Pictures do not belong in the copy, so please give every entry below again exactly.

#### [Listing]
———

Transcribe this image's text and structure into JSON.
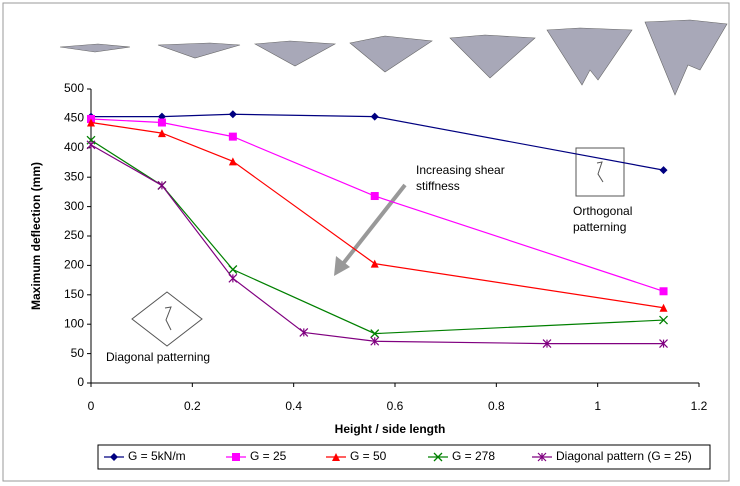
{
  "chart_data": {
    "type": "line",
    "x_label": "Height / side length",
    "y_label": "Maximum deflection (mm)",
    "xlim": [
      0,
      1.2
    ],
    "xticks": [
      0,
      0.2,
      0.4,
      0.6,
      0.8,
      1,
      1.2
    ],
    "ylim": [
      0,
      500
    ],
    "yticks": [
      0,
      50,
      100,
      150,
      200,
      250,
      300,
      350,
      400,
      450,
      500
    ],
    "legend": "bottom",
    "series": [
      {
        "name": "G = 5kN/m",
        "color": "#000080",
        "marker": "diamond",
        "x": [
          0,
          0.14,
          0.28,
          0.56,
          1.13
        ],
        "values": [
          453,
          453,
          457,
          453,
          362
        ]
      },
      {
        "name": "G = 25",
        "color": "#ff00ff",
        "marker": "square",
        "x": [
          0,
          0.14,
          0.28,
          0.56,
          1.13
        ],
        "values": [
          449,
          443,
          419,
          318,
          156
        ]
      },
      {
        "name": "G = 50",
        "color": "#ff0000",
        "marker": "triangle",
        "x": [
          0,
          0.14,
          0.28,
          0.56,
          1.13
        ],
        "values": [
          443,
          425,
          377,
          203,
          128
        ]
      },
      {
        "name": "G = 278",
        "color": "#008000",
        "marker": "x",
        "x": [
          0,
          0.14,
          0.28,
          0.56,
          1.13
        ],
        "values": [
          413,
          336,
          193,
          84,
          107
        ]
      },
      {
        "name": "Diagonal pattern (G = 25)",
        "color": "#800080",
        "marker": "star",
        "x": [
          0,
          0.14,
          0.28,
          0.42,
          0.56,
          0.9,
          1.13
        ],
        "values": [
          405,
          336,
          178,
          86,
          71,
          67,
          67
        ]
      }
    ],
    "annotations": [
      "Increasing shear",
      "stiffness",
      "Orthogonal",
      "patterning",
      "Diagonal patterning"
    ]
  }
}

———

#### [Task output]
Transcribe this image's text and structure into JSON.
{
  "chart_data": {
    "type": "line",
    "x_label": "Height / side length",
    "y_label": "Maximum deflection (mm)",
    "xlim": [
      0,
      1.2
    ],
    "xticks": [
      0,
      0.2,
      0.4,
      0.6,
      0.8,
      1,
      1.2
    ],
    "ylim": [
      0,
      500
    ],
    "yticks": [
      0,
      50,
      100,
      150,
      200,
      250,
      300,
      350,
      400,
      450,
      500
    ],
    "legend": "bottom",
    "series": [
      {
        "name": "G = 5kN/m",
        "color": "#000080",
        "marker": "diamond",
        "x": [
          0,
          0.14,
          0.28,
          0.56,
          1.13
        ],
        "values": [
          453,
          453,
          457,
          453,
          362
        ]
      },
      {
        "name": "G = 25",
        "color": "#ff00ff",
        "marker": "square",
        "x": [
          0,
          0.14,
          0.28,
          0.56,
          1.13
        ],
        "values": [
          449,
          443,
          419,
          318,
          156
        ]
      },
      {
        "name": "G = 50",
        "color": "#ff0000",
        "marker": "triangle",
        "x": [
          0,
          0.14,
          0.28,
          0.56,
          1.13
        ],
        "values": [
          443,
          425,
          377,
          203,
          128
        ]
      },
      {
        "name": "G = 278",
        "color": "#008000",
        "marker": "x",
        "x": [
          0,
          0.14,
          0.28,
          0.56,
          1.13
        ],
        "values": [
          413,
          336,
          193,
          84,
          107
        ]
      },
      {
        "name": "Diagonal pattern (G = 25)",
        "color": "#800080",
        "marker": "star",
        "x": [
          0,
          0.14,
          0.28,
          0.42,
          0.56,
          0.9,
          1.13
        ],
        "values": [
          405,
          336,
          178,
          86,
          71,
          67,
          67
        ]
      }
    ],
    "annotations": [
      "Increasing shear",
      "stiffness",
      "Orthogonal",
      "patterning",
      "Diagonal patterning"
    ]
  }
}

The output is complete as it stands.